** Set exercise **
Locate each line holding the string "expectancy" and copy it.

═══ Entries shown ═══

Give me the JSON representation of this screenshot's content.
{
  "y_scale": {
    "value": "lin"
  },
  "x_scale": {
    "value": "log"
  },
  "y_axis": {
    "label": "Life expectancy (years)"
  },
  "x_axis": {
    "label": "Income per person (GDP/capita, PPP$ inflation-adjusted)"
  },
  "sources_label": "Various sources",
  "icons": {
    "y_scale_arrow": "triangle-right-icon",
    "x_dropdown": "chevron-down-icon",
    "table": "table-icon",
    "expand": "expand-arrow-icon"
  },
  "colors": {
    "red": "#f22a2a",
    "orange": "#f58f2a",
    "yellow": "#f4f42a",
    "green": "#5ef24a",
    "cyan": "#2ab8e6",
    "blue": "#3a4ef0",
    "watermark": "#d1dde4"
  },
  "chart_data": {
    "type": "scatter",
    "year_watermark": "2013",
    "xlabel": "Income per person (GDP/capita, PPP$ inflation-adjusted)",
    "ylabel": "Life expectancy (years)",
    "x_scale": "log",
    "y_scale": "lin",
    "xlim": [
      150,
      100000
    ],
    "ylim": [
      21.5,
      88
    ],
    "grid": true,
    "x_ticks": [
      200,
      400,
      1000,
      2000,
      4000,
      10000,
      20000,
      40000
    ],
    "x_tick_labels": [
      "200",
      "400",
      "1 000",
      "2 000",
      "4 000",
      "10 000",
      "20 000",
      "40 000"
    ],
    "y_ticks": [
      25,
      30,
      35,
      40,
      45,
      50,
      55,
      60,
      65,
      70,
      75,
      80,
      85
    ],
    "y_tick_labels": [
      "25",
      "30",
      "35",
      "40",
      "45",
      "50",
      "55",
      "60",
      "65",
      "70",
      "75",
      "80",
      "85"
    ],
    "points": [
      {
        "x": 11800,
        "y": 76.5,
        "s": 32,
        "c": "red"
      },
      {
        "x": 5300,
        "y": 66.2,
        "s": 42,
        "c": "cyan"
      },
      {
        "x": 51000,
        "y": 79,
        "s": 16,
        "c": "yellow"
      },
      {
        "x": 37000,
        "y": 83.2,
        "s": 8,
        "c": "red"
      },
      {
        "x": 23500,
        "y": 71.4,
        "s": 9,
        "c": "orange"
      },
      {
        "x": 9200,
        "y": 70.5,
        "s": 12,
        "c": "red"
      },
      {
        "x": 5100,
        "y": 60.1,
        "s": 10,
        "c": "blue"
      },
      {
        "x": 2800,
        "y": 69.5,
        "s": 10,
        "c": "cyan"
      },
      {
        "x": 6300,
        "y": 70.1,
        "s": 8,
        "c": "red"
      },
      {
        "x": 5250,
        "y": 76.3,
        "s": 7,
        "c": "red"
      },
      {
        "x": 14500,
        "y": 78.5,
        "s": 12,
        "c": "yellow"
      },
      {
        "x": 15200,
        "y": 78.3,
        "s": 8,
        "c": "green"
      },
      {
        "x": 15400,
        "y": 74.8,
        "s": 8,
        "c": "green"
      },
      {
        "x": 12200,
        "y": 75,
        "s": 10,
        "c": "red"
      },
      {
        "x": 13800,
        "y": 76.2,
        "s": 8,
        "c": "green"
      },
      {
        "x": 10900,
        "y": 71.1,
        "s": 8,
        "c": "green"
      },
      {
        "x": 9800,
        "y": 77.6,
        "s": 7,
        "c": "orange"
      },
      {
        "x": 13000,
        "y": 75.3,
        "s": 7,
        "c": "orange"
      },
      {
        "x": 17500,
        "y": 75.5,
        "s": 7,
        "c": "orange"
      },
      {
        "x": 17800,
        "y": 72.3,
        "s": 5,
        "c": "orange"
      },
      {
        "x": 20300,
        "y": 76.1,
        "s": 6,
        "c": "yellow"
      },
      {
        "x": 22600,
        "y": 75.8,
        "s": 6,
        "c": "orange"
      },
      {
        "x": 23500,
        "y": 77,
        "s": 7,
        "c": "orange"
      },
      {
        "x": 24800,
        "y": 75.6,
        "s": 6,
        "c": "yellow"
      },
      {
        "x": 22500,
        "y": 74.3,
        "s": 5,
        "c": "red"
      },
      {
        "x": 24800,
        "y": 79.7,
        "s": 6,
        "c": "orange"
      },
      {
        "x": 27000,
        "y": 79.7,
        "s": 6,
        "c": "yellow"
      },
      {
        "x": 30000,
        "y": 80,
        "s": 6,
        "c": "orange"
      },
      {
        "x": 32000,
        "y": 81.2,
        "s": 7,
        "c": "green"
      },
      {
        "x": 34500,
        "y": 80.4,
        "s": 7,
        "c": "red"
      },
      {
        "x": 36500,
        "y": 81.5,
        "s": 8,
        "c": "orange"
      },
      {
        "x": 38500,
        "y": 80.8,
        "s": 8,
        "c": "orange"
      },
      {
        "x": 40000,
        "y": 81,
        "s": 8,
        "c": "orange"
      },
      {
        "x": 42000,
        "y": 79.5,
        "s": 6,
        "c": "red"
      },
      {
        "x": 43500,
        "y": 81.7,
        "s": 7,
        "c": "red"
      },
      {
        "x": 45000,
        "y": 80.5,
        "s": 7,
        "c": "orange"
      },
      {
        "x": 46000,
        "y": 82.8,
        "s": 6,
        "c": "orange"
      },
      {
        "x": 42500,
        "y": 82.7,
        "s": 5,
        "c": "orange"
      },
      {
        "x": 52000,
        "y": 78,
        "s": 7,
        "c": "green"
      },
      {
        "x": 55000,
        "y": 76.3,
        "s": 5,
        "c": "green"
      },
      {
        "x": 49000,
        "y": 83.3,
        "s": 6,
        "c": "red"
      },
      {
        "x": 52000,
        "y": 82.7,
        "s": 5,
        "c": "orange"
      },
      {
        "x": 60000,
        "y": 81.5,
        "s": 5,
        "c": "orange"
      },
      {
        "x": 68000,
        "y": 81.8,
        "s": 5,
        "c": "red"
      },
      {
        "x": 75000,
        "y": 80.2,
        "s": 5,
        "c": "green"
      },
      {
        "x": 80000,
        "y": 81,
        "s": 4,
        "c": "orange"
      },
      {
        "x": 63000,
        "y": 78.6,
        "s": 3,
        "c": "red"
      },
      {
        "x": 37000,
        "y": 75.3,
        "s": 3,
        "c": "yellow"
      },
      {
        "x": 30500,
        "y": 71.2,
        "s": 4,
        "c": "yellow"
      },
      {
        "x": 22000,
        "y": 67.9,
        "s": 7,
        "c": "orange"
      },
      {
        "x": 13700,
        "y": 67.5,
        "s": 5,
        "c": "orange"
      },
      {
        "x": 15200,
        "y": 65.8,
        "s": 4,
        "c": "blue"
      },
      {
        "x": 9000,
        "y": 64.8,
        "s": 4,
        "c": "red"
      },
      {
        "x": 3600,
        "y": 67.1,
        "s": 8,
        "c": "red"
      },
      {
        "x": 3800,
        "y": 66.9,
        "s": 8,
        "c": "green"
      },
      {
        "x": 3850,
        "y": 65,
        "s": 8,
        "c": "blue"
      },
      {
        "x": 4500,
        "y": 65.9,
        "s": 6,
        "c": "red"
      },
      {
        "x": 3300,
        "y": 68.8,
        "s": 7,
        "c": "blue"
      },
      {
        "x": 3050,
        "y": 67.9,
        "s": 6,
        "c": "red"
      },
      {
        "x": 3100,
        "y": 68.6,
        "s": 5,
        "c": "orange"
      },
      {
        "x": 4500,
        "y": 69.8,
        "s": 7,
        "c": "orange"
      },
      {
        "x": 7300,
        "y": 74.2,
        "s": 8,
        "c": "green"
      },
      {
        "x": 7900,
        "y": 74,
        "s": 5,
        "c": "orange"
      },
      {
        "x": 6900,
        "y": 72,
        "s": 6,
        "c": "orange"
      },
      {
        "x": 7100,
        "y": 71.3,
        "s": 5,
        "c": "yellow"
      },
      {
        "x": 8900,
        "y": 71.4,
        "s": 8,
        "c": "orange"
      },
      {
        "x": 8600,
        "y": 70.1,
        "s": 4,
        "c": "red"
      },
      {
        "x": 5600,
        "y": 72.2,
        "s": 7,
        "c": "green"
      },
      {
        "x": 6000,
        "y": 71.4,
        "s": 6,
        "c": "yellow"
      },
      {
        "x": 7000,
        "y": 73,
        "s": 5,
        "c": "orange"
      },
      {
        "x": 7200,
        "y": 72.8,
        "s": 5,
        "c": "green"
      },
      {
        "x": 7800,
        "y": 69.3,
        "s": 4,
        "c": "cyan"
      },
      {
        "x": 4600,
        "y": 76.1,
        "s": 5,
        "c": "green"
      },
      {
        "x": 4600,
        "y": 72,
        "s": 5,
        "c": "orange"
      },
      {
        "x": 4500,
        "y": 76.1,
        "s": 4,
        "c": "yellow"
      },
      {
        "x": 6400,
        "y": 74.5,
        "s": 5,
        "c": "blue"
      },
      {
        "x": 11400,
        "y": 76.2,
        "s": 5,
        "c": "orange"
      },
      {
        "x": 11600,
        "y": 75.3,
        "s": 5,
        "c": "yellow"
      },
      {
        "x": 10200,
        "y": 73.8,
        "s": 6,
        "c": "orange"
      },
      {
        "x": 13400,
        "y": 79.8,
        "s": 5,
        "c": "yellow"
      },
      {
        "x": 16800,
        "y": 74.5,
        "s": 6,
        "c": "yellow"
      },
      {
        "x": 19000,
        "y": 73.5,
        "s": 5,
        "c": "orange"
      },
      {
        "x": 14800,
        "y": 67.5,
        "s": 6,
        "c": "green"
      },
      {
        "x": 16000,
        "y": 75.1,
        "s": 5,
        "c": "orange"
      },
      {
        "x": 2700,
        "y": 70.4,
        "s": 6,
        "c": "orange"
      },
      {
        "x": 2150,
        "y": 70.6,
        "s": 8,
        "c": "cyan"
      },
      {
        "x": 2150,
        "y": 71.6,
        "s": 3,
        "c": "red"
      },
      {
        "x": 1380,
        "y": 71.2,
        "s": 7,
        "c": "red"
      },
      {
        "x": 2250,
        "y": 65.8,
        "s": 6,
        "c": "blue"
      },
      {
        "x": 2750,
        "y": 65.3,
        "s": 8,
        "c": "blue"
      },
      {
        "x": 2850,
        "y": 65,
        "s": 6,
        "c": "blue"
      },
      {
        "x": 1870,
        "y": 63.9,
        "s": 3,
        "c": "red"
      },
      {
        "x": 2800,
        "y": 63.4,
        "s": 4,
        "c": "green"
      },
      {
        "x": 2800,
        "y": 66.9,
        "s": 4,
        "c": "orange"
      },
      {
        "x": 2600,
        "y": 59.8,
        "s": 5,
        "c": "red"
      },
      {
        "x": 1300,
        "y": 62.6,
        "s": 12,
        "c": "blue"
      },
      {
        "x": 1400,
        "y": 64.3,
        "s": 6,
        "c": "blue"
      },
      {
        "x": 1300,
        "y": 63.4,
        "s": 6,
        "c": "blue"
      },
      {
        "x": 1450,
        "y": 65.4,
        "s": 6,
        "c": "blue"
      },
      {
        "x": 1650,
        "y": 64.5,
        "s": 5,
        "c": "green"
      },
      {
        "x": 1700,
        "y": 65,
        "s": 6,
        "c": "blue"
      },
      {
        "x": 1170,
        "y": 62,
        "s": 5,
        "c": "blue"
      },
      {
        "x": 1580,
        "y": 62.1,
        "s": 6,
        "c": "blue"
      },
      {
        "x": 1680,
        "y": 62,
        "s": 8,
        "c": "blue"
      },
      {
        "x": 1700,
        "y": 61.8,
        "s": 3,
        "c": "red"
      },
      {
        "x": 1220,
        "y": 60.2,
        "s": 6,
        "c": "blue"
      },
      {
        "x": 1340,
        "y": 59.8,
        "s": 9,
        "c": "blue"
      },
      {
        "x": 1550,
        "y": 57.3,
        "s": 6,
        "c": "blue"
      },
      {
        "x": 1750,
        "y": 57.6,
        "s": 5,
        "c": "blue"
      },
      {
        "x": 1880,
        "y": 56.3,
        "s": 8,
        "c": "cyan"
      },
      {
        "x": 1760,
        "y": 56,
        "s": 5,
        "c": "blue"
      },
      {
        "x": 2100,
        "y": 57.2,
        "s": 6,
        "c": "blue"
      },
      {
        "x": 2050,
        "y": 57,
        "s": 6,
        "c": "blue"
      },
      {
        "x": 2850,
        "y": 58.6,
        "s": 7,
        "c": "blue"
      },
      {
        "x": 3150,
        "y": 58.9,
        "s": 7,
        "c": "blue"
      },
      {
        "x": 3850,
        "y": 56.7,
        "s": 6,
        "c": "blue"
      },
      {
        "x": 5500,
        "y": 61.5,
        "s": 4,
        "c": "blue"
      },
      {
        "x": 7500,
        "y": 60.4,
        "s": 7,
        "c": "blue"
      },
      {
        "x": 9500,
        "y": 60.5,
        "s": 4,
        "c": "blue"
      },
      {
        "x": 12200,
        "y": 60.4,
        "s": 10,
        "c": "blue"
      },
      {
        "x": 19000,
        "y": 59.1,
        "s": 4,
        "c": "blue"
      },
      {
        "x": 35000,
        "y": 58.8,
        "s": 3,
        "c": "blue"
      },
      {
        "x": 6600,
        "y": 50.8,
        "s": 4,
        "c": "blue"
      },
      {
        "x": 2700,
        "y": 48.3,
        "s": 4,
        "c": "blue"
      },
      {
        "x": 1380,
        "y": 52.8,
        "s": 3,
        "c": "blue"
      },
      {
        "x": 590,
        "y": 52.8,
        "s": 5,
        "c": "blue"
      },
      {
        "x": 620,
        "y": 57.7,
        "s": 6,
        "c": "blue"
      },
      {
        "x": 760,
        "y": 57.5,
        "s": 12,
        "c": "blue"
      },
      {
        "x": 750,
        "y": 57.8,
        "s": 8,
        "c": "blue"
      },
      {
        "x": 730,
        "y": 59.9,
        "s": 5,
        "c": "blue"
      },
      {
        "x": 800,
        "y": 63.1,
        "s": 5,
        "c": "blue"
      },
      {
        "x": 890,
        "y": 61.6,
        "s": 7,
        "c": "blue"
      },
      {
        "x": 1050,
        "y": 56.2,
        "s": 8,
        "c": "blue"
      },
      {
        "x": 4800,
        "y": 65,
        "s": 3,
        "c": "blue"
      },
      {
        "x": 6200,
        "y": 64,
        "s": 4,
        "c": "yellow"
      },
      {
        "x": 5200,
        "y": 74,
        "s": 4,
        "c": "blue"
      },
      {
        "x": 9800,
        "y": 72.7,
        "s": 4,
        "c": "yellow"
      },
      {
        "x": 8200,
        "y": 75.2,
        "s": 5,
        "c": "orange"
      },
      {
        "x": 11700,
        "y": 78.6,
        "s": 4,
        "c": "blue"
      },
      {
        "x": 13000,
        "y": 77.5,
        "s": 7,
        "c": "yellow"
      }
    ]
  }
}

═══

** Answer to the task **
    "label": "Life expectancy (years)"
    "ylabel": "Life expectancy (years)",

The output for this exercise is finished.